■ **DATASET RECORDS**
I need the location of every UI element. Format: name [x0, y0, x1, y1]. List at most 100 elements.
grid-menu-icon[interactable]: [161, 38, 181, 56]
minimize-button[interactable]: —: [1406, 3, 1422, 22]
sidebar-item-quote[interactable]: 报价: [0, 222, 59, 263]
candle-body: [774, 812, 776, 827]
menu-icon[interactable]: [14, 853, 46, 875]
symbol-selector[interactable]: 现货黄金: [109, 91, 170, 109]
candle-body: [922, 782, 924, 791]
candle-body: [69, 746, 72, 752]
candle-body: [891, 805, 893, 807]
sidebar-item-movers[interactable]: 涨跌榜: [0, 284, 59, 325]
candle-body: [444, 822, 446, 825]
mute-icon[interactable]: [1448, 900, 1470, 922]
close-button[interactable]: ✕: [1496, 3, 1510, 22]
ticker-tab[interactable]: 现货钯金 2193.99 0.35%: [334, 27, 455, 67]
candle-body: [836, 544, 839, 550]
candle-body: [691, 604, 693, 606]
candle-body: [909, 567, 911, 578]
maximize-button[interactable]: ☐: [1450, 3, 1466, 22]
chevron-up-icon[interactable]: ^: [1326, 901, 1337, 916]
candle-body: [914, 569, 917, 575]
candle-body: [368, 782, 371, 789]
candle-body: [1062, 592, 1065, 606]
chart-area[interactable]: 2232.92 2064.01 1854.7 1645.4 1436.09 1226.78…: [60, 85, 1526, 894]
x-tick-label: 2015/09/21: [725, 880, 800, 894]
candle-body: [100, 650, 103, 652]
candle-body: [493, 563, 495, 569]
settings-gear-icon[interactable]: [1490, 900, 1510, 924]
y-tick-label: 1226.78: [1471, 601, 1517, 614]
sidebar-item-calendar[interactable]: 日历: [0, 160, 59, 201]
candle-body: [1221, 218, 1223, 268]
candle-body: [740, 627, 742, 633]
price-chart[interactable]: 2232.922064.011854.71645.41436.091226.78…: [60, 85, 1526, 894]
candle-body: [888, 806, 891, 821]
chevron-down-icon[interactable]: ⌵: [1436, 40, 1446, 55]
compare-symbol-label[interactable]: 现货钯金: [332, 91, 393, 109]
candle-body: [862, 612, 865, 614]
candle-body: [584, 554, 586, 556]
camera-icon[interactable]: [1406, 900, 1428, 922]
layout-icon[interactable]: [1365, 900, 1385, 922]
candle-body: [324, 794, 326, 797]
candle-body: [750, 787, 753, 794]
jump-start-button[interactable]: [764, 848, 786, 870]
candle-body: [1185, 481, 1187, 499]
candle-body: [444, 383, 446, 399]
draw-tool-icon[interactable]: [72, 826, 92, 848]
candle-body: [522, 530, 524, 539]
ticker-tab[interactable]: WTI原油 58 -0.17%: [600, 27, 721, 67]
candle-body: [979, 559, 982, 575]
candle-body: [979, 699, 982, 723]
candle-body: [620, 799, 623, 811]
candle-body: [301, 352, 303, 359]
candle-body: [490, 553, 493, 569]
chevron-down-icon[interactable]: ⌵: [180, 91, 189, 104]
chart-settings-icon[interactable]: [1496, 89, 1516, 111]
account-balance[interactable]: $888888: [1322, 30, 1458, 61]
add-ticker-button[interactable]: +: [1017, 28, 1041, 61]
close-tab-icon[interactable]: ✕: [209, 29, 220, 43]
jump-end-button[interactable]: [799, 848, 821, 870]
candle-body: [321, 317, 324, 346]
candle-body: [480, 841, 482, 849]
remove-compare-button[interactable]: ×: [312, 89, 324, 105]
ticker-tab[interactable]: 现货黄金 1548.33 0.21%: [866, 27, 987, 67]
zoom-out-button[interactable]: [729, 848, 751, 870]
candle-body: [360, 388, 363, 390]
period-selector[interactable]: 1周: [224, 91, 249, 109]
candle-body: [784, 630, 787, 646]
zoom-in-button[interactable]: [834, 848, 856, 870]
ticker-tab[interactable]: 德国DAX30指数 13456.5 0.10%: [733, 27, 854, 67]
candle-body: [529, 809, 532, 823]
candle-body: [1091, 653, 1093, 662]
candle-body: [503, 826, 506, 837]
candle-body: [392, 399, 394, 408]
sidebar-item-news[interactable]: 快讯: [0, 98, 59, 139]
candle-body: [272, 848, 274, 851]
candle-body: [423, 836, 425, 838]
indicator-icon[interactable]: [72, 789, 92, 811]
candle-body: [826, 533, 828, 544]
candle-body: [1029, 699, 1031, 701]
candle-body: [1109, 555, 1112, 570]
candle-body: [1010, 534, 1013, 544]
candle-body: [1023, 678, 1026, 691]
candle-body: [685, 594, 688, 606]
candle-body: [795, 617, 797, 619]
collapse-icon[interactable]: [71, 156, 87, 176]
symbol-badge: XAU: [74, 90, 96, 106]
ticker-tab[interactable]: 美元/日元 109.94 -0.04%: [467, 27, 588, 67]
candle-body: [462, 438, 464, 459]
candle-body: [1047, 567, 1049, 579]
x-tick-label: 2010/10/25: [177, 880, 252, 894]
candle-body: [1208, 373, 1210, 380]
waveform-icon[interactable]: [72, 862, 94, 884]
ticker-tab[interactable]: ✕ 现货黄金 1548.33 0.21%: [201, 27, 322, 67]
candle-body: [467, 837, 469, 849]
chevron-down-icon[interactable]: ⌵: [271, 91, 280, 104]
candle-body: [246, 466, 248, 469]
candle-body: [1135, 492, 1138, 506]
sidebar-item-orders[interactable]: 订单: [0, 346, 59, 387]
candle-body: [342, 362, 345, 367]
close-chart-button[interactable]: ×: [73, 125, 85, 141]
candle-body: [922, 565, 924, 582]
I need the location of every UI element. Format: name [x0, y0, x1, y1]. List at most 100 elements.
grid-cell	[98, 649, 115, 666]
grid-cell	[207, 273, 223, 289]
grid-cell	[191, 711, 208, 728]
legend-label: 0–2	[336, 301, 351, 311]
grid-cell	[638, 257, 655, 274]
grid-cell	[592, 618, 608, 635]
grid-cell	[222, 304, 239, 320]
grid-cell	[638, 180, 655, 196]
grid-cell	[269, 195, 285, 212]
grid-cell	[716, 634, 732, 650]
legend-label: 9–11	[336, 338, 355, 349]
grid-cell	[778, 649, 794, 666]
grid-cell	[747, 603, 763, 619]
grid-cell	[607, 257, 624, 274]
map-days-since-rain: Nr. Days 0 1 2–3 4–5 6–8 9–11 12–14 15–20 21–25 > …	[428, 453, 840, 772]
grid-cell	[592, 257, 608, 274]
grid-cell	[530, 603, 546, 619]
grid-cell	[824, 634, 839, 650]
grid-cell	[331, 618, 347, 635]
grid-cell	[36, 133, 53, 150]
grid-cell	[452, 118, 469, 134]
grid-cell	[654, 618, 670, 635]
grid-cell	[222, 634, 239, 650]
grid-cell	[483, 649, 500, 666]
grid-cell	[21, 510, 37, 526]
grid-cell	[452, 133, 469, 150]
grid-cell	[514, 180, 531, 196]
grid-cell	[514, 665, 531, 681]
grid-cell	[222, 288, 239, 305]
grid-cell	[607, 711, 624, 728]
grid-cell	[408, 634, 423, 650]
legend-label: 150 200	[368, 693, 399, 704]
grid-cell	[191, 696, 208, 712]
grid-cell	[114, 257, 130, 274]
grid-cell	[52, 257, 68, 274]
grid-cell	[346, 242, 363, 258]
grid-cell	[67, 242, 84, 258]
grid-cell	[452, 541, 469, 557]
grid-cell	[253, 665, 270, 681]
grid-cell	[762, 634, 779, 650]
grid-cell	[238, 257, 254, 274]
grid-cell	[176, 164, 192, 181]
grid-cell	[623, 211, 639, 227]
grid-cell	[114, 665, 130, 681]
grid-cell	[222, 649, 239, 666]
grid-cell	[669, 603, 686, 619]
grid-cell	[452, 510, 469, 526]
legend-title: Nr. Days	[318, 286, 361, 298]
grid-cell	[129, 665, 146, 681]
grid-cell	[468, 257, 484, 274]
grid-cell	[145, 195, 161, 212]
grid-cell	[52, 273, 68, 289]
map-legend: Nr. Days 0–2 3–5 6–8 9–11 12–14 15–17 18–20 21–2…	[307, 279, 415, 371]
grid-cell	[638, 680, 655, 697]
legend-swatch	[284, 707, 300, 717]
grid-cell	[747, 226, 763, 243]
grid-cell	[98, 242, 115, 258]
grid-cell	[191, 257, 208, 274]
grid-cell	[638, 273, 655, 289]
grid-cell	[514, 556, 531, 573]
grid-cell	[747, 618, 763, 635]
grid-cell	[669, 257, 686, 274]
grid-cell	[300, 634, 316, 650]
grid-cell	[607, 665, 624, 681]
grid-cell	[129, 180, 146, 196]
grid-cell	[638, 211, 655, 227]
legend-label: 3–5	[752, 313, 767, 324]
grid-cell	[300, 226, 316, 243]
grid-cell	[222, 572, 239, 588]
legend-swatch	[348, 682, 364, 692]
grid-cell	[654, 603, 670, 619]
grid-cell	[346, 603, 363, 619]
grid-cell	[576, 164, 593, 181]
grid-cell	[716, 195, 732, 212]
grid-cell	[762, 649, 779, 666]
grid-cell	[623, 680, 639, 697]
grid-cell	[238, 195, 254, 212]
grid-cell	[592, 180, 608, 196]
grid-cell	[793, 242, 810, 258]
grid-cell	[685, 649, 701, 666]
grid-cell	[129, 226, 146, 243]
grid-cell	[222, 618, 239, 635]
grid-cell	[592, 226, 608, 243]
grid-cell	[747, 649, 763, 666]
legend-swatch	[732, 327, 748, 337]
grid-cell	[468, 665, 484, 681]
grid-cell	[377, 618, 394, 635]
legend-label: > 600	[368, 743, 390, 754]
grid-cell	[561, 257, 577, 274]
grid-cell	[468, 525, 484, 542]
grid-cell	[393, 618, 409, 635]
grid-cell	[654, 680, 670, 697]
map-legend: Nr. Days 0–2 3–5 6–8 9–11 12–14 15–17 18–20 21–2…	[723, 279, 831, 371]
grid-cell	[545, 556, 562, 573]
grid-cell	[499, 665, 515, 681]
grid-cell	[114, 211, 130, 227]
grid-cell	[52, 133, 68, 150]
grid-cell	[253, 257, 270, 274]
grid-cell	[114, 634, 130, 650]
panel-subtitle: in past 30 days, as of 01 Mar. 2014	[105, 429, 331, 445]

■ **DESCRIPTION OF THE TASK**
Which lines in the material above contain the word "down"? Pull out each of them and copy it in full.

■ **OUTPUT FOR THIS TASK**
chevron-down-icon[interactable]: ⌵: [1436, 40, 1446, 55]
chevron-down-icon[interactable]: ⌵: [180, 91, 189, 104]
chevron-down-icon[interactable]: ⌵: [271, 91, 280, 104]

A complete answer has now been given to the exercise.